══ Materials provided ══

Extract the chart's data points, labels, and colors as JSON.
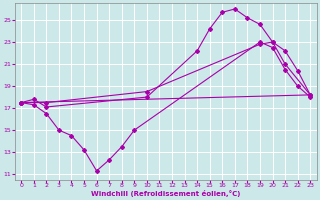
{
  "xlabel": "Windchill (Refroidissement éolien,°C)",
  "bg_color": "#cce8e8",
  "grid_color": "#aadddd",
  "line_color": "#aa00aa",
  "ylim": [
    10.5,
    26.5
  ],
  "xlim": [
    -0.5,
    23.5
  ],
  "yticks": [
    11,
    13,
    15,
    17,
    19,
    21,
    23,
    25
  ],
  "xticks": [
    0,
    1,
    2,
    3,
    4,
    5,
    6,
    7,
    8,
    9,
    10,
    11,
    12,
    13,
    14,
    15,
    16,
    17,
    18,
    19,
    20,
    21,
    22,
    23
  ],
  "line1_x": [
    0,
    1,
    2,
    10,
    14,
    15,
    16,
    17,
    18,
    19,
    20,
    21,
    22,
    23
  ],
  "line1_y": [
    17.5,
    17.8,
    17.1,
    18.0,
    22.2,
    24.2,
    25.7,
    26.0,
    25.2,
    24.6,
    23.0,
    22.2,
    20.4,
    18.2
  ],
  "line2_x": [
    0,
    2,
    10,
    19,
    20,
    21,
    23
  ],
  "line2_y": [
    17.5,
    17.5,
    18.5,
    22.8,
    23.0,
    21.0,
    18.2
  ],
  "line3_x": [
    0,
    1,
    2,
    3,
    4,
    5,
    6,
    7,
    8,
    9,
    19,
    20,
    21,
    22,
    23
  ],
  "line3_y": [
    17.5,
    17.3,
    16.5,
    15.0,
    14.5,
    13.2,
    11.3,
    12.3,
    13.5,
    15.0,
    23.0,
    22.5,
    20.5,
    19.0,
    18.0
  ],
  "line4_x": [
    0,
    23
  ],
  "line4_y": [
    17.5,
    18.2
  ]
}
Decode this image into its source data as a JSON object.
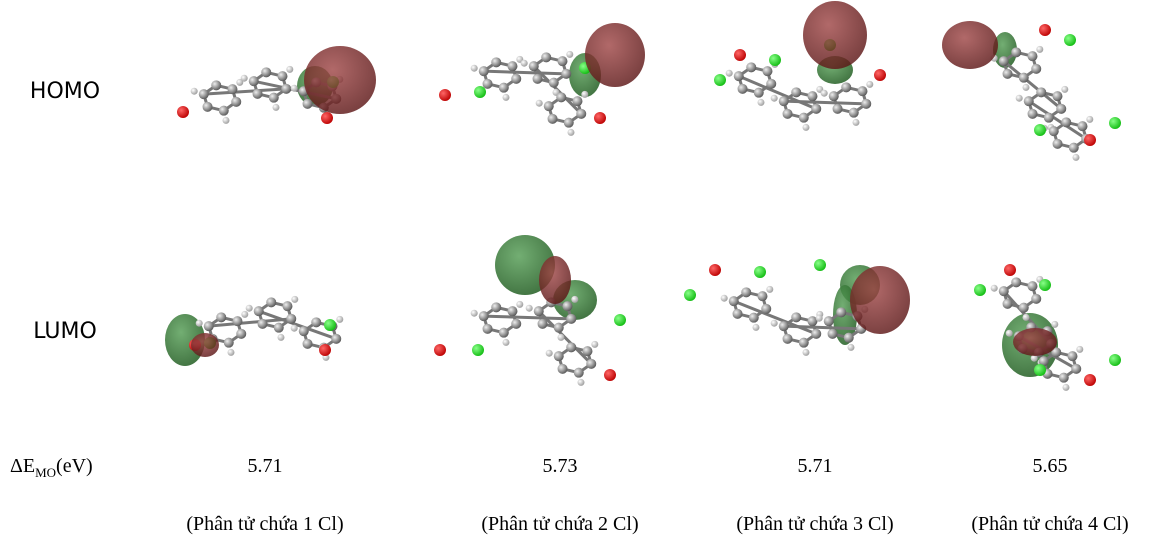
{
  "rows": {
    "homo": "HOMO",
    "lumo": "LUMO",
    "gap": {
      "symbol": "ΔE",
      "subscript": "MO",
      "unit": "(eV)"
    }
  },
  "columns": [
    {
      "gap": 5.71,
      "caption": "(Phân tử chứa 1 Cl)"
    },
    {
      "gap": 5.73,
      "caption": "(Phân tử chứa 2 Cl)"
    },
    {
      "gap": 5.71,
      "caption": "(Phân tử chứa 3 Cl)"
    },
    {
      "gap": 5.65,
      "caption": "(Phân tử chứa 4 Cl)"
    }
  ]
}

═══

Task details: Repeat the records above verbatim, with no pictures in the result.

Result of the task:
Extract the chart's data points, labels, and colors as JSON.
{
  "xlabel": "Windchill (Refroidissement éolien,°C)",
  "bg_color": "#cce8e8",
  "grid_color": "#aadddd",
  "line_color": "#aa00aa",
  "ylim": [
    10.5,
    26.5
  ],
  "xlim": [
    -0.5,
    23.5
  ],
  "yticks": [
    11,
    13,
    15,
    17,
    19,
    21,
    23,
    25
  ],
  "xticks": [
    0,
    1,
    2,
    3,
    4,
    5,
    6,
    7,
    8,
    9,
    10,
    11,
    12,
    13,
    14,
    15,
    16,
    17,
    18,
    19,
    20,
    21,
    22,
    23
  ],
  "line1_x": [
    0,
    1,
    2,
    10,
    14,
    15,
    16,
    17,
    18,
    19,
    20,
    21,
    22,
    23
  ],
  "line1_y": [
    17.5,
    17.8,
    17.1,
    18.0,
    22.2,
    24.2,
    25.7,
    26.0,
    25.2,
    24.6,
    23.0,
    22.2,
    20.4,
    18.2
  ],
  "line2_x": [
    0,
    2,
    10,
    19,
    20,
    21,
    23
  ],
  "line2_y": [
    17.5,
    17.5,
    18.5,
    22.8,
    23.0,
    21.0,
    18.2
  ],
  "line3_x": [
    0,
    1,
    2,
    3,
    4,
    5,
    6,
    7,
    8,
    9,
    19,
    20,
    21,
    22,
    23
  ],
  "line3_y": [
    17.5,
    17.3,
    16.5,
    15.0,
    14.5,
    13.2,
    11.3,
    12.3,
    13.5,
    15.0,
    23.0,
    22.5,
    20.5,
    19.0,
    18.0
  ],
  "line4_x": [
    0,
    23
  ],
  "line4_y": [
    17.5,
    18.2
  ]
}
Decode this image into its source data as a JSON object.
{
  "rows": {
    "homo": "HOMO",
    "lumo": "LUMO",
    "gap": {
      "symbol": "ΔE",
      "subscript": "MO",
      "unit": "(eV)"
    }
  },
  "columns": [
    {
      "gap": 5.71,
      "caption": "(Phân tử chứa 1 Cl)"
    },
    {
      "gap": 5.73,
      "caption": "(Phân tử chứa 2 Cl)"
    },
    {
      "gap": 5.71,
      "caption": "(Phân tử chứa 3 Cl)"
    },
    {
      "gap": 5.65,
      "caption": "(Phân tử chứa 4 Cl)"
    }
  ]
}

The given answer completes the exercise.